* [DIRECTIONS]:
Pictures do not belong in the copy, so please give every entry below again exactly.

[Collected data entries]
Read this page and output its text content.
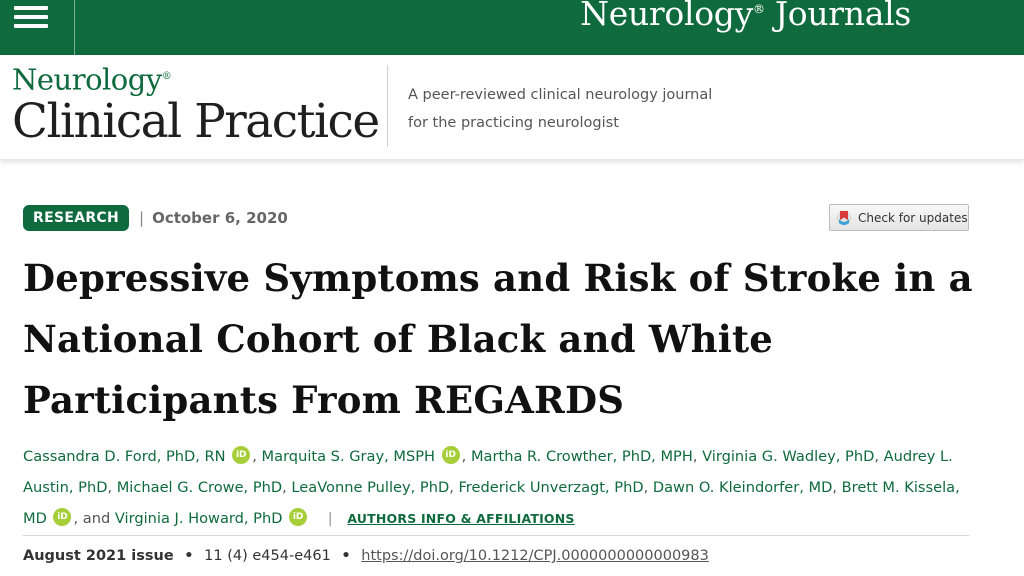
Neurology® Journals
Neurology®
Clinical Practice A peer-reviewed clinical neurology journal
for the practicing neurologist
RESEARCH	| October 6, 2020	Check for updates
Depressive Symptoms and Risk of Stroke in a National Cohort of Black and White Participants From REGARDS
Cassandra D. Ford, PhD, RN iD , Marquita S. Gray, MSPH iD , Martha R. Crowther, PhD, MPH, Virginia G. Wadley, PhD, Audrey L. Austin, PhD, Michael G. Crowe, PhD, LeaVonne Pulley, PhD, Frederick Unverzagt, PhD, Dawn O. Kleindorfer, MD, Brett M. Kissela, MD iD , and Virginia J. Howard, PhD iD | AUTHORS INFO & AFFILIATIONS
August 2021 issue • 11 (4) e454-e461 • https://doi.org/10.1212/CPJ.0000000000000983
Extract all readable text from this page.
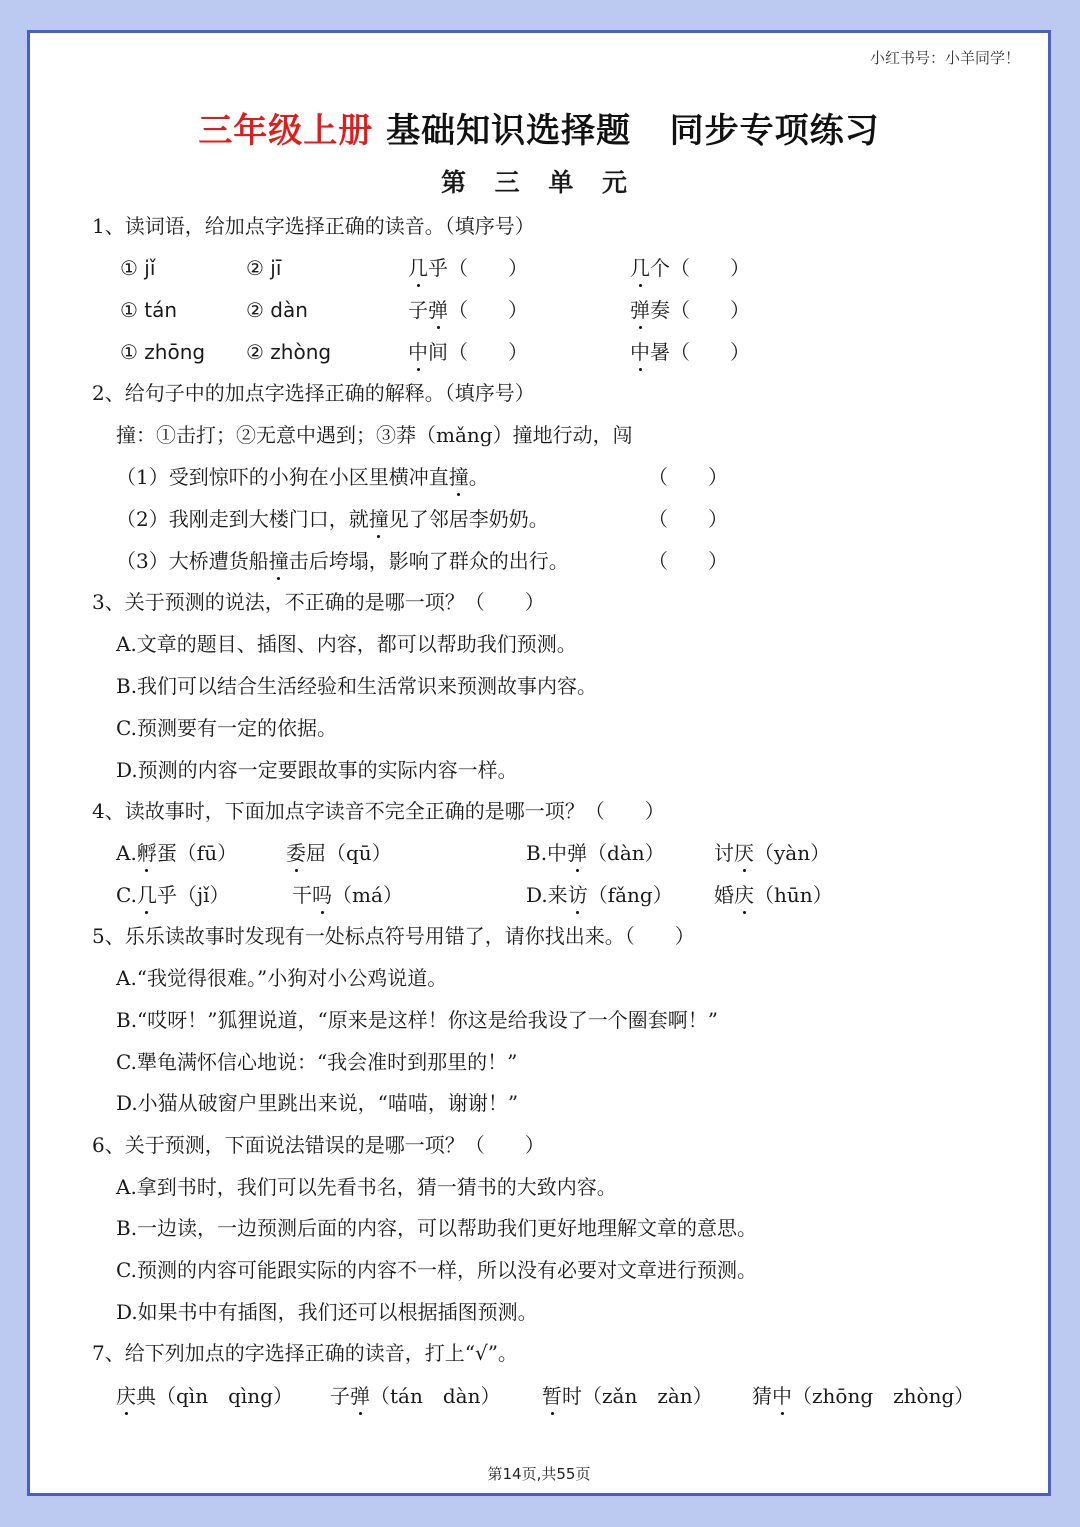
小红书号：小羊同学！
三年级上册 基础知识选择题 同步专项练习
第 三 单 元
1、读词语，给加点字选择正确的读音。（填序号）
① jǐ	② jī	几乎（　　）	几个（　　）
① tán	② dàn	子弹（　　）	弹奏（　　）
① zhōng ② zhòng	中间（　　）	中暑（　　）
2、给句子中的加点字选择正确的解释。（填序号）
撞：①击打；②无意中遇到；③莽（mǎng）撞地行动，闯
（1）受到惊吓的小狗在小区里横冲直撞。	（　　）
（2）我刚走到大楼门口，就撞见了邻居李奶奶。	（　　）
（3）大桥遭货船撞击后垮塌，影响了群众的出行。	（　　）
3、关于预测的说法，不正确的是哪一项？（　　）
A.文章的题目、插图、内容，都可以帮助我们预测。
B.我们可以结合生活经验和生活常识来预测故事内容。
C.预测要有一定的依据。
D.预测的内容一定要跟故事的实际内容一样。
4、读故事时，下面加点字读音不完全正确的是哪一项？（　　）
A.孵蛋（fū） 委屈（qū）	B.中弹（dàn） 讨厌（yàn）
C.几乎（jǐ）	干吗（má）	D.来访（fǎng） 婚庆（hūn）
5、乐乐读故事时发现有一处标点符号用错了，请你找出来。（　　）
A.“我觉得很难。”小狗对小公鸡说道。
B.“哎呀！”狐狸说道，“原来是这样！你这是给我设了一个圈套啊！”
C.犟龟满怀信心地说：“我会准时到那里的！”
D.小猫从破窗户里跳出来说，“喵喵，谢谢！”
6、关于预测，下面说法错误的是哪一项？（　　）
A.拿到书时，我们可以先看书名，猜一猜书的大致内容。
B.一边读，一边预测后面的内容，可以帮助我们更好地理解文章的意思。
C.预测的内容可能跟实际的内容不一样，所以没有必要对文章进行预测。
D.如果书中有插图，我们还可以根据插图预测。
7、给下列加点的字选择正确的读音，打上“√”。
庆典（qìn　qìng） 子弹（tán　dàn） 暂时（zǎn　zàn） 猜中（zhōng　zhòng）
第14页,共55页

* [RESULT]:
Read this page and output its text content.
Neurology® Journals
Neurology®
Clinical Practice A peer-reviewed clinical neurology journal
for the practicing neurologist
RESEARCH	| October 6, 2020	Check for updates
Depressive Symptoms and Risk of Stroke in a National Cohort of Black and White Participants From REGARDS
Cassandra D. Ford, PhD, RN iD , Marquita S. Gray, MSPH iD , Martha R. Crowther, PhD, MPH, Virginia G. Wadley, PhD, Audrey L. Austin, PhD, Michael G. Crowe, PhD, LeaVonne Pulley, PhD, Frederick Unverzagt, PhD, Dawn O. Kleindorfer, MD, Brett M. Kissela, MD iD , and Virginia J. Howard, PhD iD | AUTHORS INFO & AFFILIATIONS
August 2021 issue • 11 (4) e454-e461 • https://doi.org/10.1212/CPJ.0000000000000983
Extract all readable text from this page.
小红书号：小羊同学！
三年级上册 基础知识选择题 同步专项练习
第 三 单 元
1、读词语，给加点字选择正确的读音。（填序号）
① jǐ	② jī	几乎（　　）	几个（　　）
① tán	② dàn	子弹（　　）	弹奏（　　）
① zhōng ② zhòng	中间（　　）	中暑（　　）
2、给句子中的加点字选择正确的解释。（填序号）
撞：①击打；②无意中遇到；③莽（mǎng）撞地行动，闯
（1）受到惊吓的小狗在小区里横冲直撞。	（　　）
（2）我刚走到大楼门口，就撞见了邻居李奶奶。	（　　）
（3）大桥遭货船撞击后垮塌，影响了群众的出行。	（　　）
3、关于预测的说法，不正确的是哪一项？（　　）
A.文章的题目、插图、内容，都可以帮助我们预测。
B.我们可以结合生活经验和生活常识来预测故事内容。
C.预测要有一定的依据。
D.预测的内容一定要跟故事的实际内容一样。
4、读故事时，下面加点字读音不完全正确的是哪一项？（　　）
A.孵蛋（fū） 委屈（qū）	B.中弹（dàn） 讨厌（yàn）
C.几乎（jǐ）	干吗（má）	D.来访（fǎng） 婚庆（hūn）
5、乐乐读故事时发现有一处标点符号用错了，请你找出来。（　　）
A.“我觉得很难。”小狗对小公鸡说道。
B.“哎呀！”狐狸说道，“原来是这样！你这是给我设了一个圈套啊！”
C.犟龟满怀信心地说：“我会准时到那里的！”
D.小猫从破窗户里跳出来说，“喵喵，谢谢！”
6、关于预测，下面说法错误的是哪一项？（　　）
A.拿到书时，我们可以先看书名，猜一猜书的大致内容。
B.一边读，一边预测后面的内容，可以帮助我们更好地理解文章的意思。
C.预测的内容可能跟实际的内容不一样，所以没有必要对文章进行预测。
D.如果书中有插图，我们还可以根据插图预测。
7、给下列加点的字选择正确的读音，打上“√”。
庆典（qìn　qìng） 子弹（tán　dàn） 暂时（zǎn　zàn） 猜中（zhōng　zhòng）
第14页,共55页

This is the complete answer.